◆ Data excerpts ◆
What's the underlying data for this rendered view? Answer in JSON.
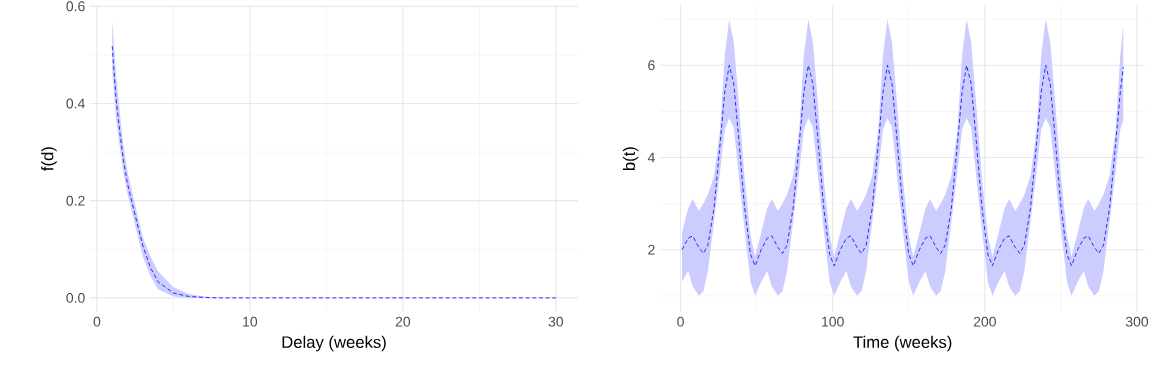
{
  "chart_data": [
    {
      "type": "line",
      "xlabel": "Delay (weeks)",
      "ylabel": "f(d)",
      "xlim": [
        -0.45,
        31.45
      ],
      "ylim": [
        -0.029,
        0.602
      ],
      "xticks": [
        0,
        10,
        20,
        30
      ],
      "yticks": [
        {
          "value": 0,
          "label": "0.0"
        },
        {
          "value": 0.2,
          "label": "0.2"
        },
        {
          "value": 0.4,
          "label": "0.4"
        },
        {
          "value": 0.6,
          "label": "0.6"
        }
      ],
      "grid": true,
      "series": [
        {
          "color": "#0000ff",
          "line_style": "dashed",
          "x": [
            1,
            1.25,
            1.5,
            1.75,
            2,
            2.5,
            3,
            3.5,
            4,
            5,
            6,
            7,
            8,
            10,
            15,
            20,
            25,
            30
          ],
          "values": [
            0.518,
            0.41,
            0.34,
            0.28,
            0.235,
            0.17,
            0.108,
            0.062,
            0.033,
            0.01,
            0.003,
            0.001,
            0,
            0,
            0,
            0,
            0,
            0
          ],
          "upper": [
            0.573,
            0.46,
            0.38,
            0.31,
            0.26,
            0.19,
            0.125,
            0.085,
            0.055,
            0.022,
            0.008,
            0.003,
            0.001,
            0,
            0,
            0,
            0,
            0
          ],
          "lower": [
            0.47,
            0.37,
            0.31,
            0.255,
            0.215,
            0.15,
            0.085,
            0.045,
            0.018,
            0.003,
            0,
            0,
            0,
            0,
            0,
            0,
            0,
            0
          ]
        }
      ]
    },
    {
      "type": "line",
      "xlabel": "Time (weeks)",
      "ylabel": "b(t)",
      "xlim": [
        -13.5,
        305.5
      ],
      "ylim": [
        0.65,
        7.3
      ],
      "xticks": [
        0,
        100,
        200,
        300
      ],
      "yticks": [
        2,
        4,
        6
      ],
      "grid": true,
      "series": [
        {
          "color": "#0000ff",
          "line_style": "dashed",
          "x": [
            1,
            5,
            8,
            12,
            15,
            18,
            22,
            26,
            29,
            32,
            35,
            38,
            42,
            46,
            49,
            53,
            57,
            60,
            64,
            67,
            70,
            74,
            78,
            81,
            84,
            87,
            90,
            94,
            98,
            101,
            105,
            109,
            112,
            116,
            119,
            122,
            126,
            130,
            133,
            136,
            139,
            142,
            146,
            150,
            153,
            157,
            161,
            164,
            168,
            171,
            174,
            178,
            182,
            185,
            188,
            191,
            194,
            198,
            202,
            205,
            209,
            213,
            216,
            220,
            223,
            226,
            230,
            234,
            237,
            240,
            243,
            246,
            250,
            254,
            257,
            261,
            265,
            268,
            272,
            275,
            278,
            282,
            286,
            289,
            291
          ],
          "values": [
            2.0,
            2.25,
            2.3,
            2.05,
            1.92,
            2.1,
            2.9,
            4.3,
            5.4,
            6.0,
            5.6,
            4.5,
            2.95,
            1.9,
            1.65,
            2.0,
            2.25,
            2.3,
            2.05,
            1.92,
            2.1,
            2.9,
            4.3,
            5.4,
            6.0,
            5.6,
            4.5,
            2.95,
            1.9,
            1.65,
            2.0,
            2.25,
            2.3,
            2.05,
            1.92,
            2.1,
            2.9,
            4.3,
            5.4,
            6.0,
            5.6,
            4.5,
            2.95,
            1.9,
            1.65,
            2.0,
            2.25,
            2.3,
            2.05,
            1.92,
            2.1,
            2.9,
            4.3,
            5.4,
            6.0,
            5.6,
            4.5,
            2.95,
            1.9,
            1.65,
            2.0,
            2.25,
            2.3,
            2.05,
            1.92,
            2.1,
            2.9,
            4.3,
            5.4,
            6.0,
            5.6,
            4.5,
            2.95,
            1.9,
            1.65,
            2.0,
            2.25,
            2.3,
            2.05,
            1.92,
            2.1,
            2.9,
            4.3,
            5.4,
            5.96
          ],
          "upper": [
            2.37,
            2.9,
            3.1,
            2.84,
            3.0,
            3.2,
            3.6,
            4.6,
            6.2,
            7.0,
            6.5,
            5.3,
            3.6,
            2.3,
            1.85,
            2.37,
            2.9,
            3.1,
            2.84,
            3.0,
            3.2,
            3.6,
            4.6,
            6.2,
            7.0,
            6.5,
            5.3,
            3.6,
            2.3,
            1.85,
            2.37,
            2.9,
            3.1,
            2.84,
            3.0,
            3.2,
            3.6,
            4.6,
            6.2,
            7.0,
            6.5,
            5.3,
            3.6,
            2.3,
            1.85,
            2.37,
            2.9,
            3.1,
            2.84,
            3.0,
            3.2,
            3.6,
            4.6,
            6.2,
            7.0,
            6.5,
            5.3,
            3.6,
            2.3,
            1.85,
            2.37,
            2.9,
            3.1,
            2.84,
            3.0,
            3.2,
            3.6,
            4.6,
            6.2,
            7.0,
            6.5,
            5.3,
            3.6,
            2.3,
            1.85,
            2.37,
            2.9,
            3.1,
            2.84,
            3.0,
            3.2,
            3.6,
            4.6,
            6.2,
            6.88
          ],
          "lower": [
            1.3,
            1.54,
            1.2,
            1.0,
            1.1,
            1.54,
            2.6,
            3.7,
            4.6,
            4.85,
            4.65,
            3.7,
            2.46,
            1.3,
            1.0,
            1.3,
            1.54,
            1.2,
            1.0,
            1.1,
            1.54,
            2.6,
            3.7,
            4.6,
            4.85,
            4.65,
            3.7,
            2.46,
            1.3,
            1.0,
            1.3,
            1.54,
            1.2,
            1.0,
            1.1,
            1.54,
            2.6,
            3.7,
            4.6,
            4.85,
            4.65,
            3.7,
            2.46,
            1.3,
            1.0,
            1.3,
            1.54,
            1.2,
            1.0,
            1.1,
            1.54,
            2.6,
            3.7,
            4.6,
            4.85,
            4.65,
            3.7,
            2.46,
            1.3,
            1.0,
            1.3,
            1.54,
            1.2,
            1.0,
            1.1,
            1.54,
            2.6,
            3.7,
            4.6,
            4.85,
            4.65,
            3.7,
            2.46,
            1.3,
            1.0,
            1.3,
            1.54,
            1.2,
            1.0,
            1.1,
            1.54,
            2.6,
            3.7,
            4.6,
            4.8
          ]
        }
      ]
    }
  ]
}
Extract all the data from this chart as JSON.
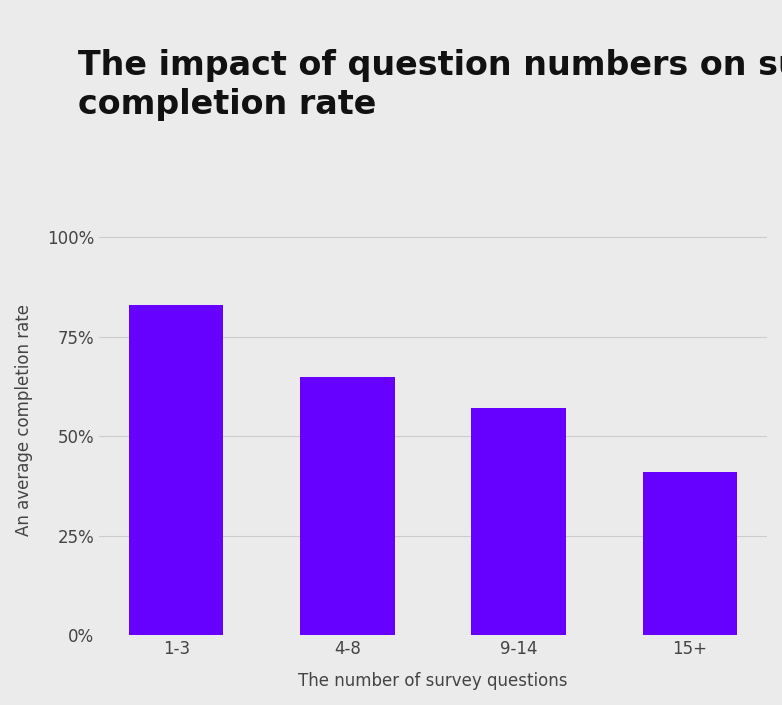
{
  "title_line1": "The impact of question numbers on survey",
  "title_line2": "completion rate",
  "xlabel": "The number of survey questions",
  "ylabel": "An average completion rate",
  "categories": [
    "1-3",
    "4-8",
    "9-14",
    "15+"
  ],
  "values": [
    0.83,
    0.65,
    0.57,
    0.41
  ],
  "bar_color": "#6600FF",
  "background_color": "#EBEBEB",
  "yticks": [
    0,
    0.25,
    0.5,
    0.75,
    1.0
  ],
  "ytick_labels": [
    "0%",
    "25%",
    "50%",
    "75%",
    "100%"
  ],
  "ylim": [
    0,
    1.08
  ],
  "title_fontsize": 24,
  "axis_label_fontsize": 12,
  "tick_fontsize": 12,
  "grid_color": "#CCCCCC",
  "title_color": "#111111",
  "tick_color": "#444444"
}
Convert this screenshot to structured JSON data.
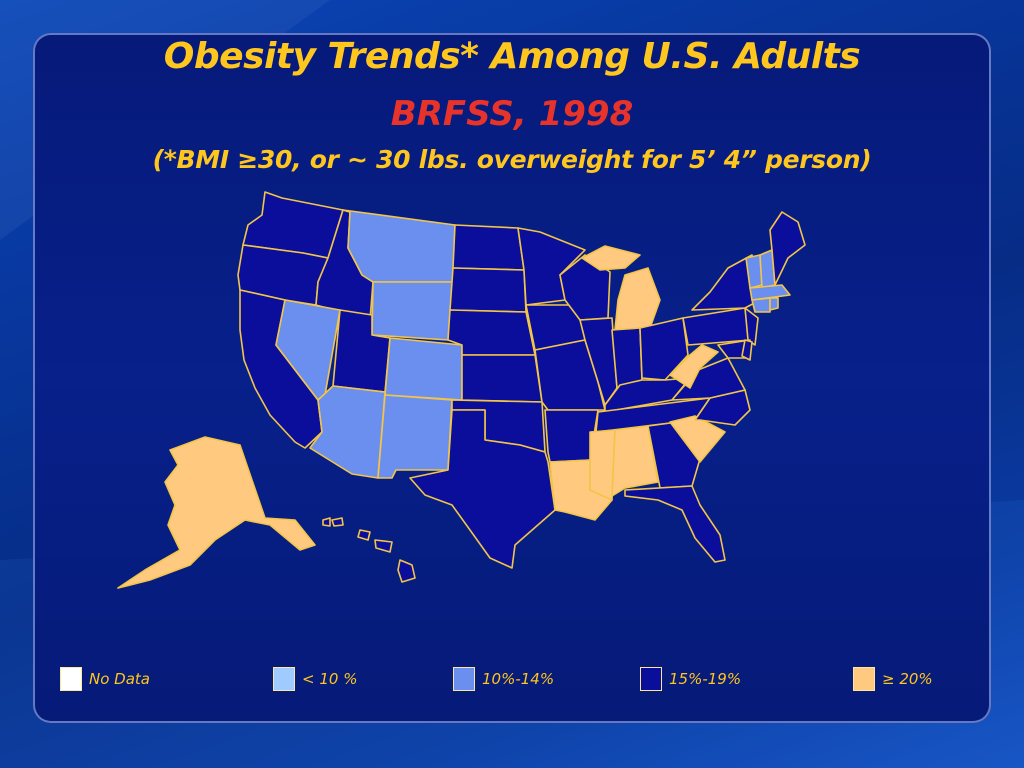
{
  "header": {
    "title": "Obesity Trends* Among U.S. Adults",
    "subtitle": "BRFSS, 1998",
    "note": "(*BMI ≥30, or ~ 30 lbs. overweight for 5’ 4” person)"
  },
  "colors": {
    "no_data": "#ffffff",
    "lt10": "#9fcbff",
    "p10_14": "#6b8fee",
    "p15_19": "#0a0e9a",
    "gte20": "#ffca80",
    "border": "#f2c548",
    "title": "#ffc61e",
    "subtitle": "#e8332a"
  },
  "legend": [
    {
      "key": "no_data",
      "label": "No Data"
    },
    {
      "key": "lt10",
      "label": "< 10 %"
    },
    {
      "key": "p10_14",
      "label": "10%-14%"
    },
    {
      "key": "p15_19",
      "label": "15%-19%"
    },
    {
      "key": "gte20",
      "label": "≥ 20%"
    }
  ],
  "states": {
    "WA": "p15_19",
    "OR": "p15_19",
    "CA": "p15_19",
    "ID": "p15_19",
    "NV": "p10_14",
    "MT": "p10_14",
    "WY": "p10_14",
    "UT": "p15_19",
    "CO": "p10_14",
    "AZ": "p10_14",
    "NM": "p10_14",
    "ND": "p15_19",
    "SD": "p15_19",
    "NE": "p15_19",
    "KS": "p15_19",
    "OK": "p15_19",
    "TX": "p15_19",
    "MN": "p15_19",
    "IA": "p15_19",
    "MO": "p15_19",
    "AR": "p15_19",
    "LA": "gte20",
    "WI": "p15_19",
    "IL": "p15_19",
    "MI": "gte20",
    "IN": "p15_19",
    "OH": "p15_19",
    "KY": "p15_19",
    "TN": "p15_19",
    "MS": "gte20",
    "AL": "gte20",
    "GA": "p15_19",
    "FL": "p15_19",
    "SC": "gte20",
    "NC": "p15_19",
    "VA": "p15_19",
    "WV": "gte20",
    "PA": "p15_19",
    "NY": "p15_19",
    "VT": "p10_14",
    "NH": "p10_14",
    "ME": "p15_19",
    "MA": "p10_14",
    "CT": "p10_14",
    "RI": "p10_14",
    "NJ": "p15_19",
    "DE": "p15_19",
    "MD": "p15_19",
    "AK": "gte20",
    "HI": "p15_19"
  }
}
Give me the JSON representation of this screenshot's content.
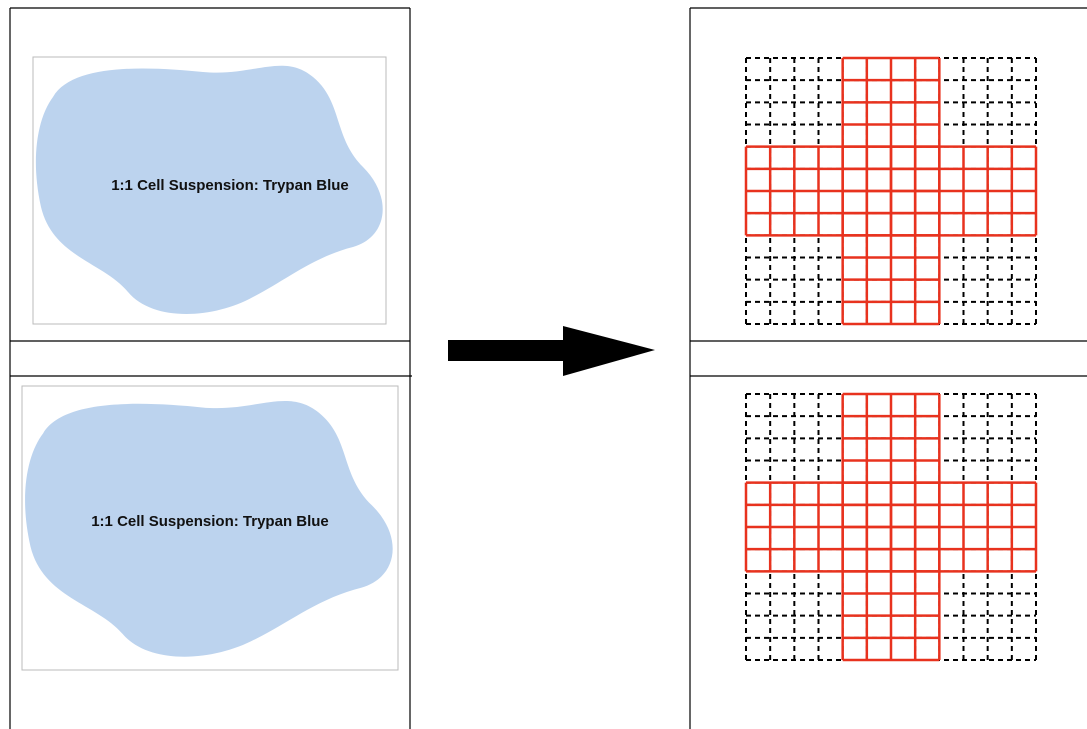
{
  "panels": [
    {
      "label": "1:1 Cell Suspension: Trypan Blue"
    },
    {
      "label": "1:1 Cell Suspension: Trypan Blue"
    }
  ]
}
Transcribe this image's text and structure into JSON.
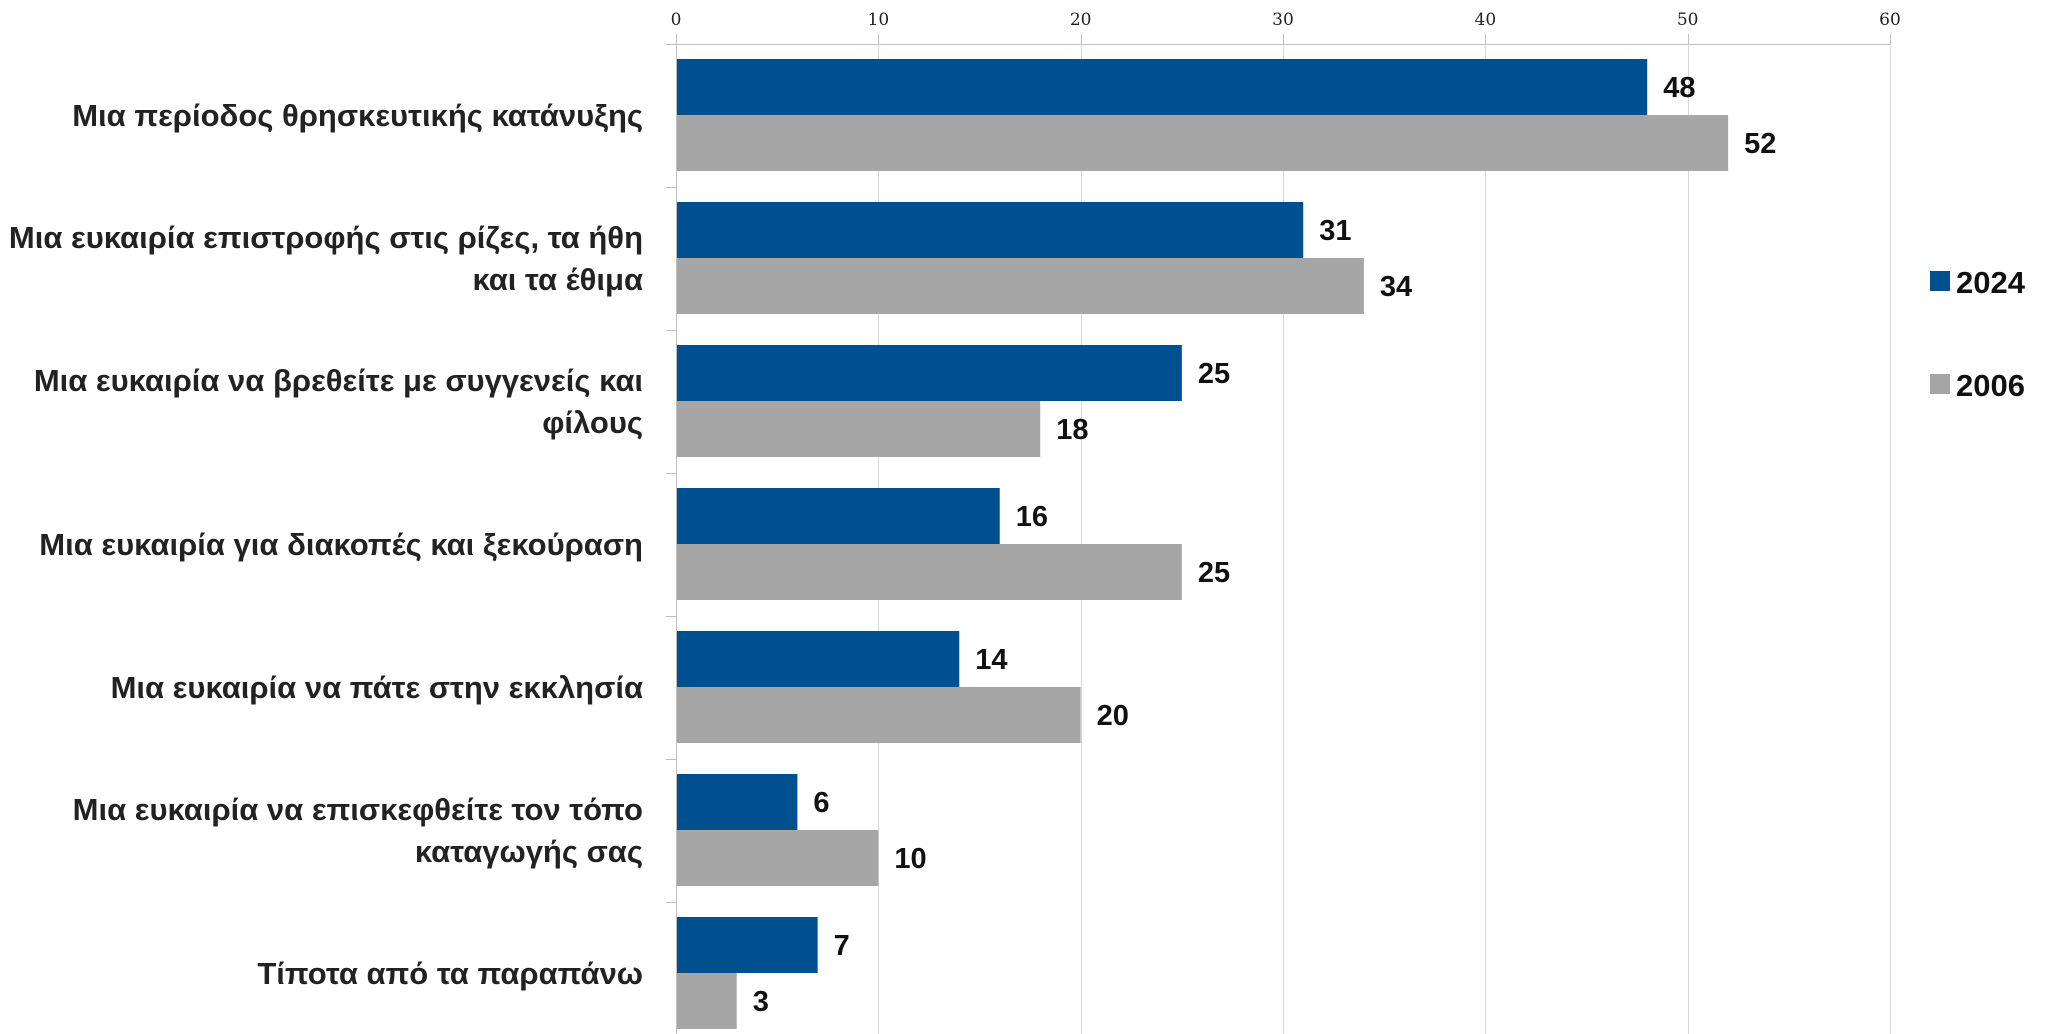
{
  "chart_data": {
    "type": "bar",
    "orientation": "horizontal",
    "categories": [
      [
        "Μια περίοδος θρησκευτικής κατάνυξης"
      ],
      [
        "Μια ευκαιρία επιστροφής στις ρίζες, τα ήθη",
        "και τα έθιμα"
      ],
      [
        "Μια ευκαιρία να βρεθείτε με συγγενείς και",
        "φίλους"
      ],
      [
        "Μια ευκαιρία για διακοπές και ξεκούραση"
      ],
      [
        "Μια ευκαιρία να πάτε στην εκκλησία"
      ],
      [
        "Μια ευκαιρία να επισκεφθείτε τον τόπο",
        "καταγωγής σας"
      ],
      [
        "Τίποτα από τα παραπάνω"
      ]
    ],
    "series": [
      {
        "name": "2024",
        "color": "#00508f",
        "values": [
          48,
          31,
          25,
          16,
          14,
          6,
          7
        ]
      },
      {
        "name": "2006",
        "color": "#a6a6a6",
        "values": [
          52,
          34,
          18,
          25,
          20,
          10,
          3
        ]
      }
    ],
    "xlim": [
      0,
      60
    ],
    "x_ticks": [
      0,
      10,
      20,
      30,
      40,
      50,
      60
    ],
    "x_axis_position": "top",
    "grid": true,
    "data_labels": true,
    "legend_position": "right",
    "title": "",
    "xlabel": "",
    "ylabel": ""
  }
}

◆ Written exercise ◆
Print, exactly and only, the lines running from the line with "Give me the" through the last line of the data, including both. Skip any picture.

◆ Problem solution ◆
Give me the JSON representation of this screenshot's content.
{
  "panels": [
    {
      "label": "1:1 Cell Suspension: Trypan Blue"
    },
    {
      "label": "1:1 Cell Suspension: Trypan Blue"
    }
  ]
}
Transcribe this image's text and structure into JSON.
{
  "chart_data": {
    "type": "bar",
    "orientation": "horizontal",
    "categories": [
      [
        "Μια περίοδος θρησκευτικής κατάνυξης"
      ],
      [
        "Μια ευκαιρία επιστροφής στις ρίζες, τα ήθη",
        "και τα έθιμα"
      ],
      [
        "Μια ευκαιρία να βρεθείτε με συγγενείς και",
        "φίλους"
      ],
      [
        "Μια ευκαιρία για διακοπές και ξεκούραση"
      ],
      [
        "Μια ευκαιρία να πάτε στην εκκλησία"
      ],
      [
        "Μια ευκαιρία να επισκεφθείτε τον τόπο",
        "καταγωγής σας"
      ],
      [
        "Τίποτα από τα παραπάνω"
      ]
    ],
    "series": [
      {
        "name": "2024",
        "color": "#00508f",
        "values": [
          48,
          31,
          25,
          16,
          14,
          6,
          7
        ]
      },
      {
        "name": "2006",
        "color": "#a6a6a6",
        "values": [
          52,
          34,
          18,
          25,
          20,
          10,
          3
        ]
      }
    ],
    "xlim": [
      0,
      60
    ],
    "x_ticks": [
      0,
      10,
      20,
      30,
      40,
      50,
      60
    ],
    "x_axis_position": "top",
    "grid": true,
    "data_labels": true,
    "legend_position": "right",
    "title": "",
    "xlabel": "",
    "ylabel": ""
  }
}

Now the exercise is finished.